> [WHAT IS NEEDED] Check each line of the material below for the string "this", then report how many lines have it, and nothing else.

Stored entries
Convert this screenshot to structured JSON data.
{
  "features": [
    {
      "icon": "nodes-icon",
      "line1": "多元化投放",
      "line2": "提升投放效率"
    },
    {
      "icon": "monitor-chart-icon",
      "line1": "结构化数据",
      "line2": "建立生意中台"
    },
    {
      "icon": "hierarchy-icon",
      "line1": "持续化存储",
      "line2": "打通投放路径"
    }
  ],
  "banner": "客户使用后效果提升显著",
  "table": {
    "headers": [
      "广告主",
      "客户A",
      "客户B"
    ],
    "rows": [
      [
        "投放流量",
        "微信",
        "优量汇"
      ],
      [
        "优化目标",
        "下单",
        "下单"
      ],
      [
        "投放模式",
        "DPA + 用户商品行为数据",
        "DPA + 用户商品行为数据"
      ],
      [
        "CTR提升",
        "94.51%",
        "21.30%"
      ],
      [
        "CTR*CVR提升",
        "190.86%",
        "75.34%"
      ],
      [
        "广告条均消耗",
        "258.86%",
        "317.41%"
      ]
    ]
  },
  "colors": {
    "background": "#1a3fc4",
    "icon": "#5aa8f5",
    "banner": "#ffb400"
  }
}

---

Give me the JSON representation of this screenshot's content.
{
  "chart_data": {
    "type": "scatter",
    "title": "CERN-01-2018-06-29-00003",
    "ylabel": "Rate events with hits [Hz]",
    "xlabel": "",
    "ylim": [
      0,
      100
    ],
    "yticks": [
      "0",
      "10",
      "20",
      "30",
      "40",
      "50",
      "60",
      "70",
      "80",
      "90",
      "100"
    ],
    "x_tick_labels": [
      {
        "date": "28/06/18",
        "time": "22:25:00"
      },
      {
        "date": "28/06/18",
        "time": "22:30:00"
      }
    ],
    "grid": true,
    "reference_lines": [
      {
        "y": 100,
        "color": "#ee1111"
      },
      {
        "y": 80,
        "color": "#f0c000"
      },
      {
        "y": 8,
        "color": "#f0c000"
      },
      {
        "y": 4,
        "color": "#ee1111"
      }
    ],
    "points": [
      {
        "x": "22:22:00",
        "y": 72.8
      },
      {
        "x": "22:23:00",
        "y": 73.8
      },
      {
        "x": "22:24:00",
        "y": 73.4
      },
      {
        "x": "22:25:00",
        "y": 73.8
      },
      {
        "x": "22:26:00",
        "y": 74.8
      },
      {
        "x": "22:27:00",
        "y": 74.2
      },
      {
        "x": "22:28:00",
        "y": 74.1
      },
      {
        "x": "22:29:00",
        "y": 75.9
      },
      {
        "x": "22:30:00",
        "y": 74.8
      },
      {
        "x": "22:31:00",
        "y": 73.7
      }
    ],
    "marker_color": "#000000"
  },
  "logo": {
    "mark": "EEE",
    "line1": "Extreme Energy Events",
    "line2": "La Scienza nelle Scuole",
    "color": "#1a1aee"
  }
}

> [EXERCISE SOLUTION] 2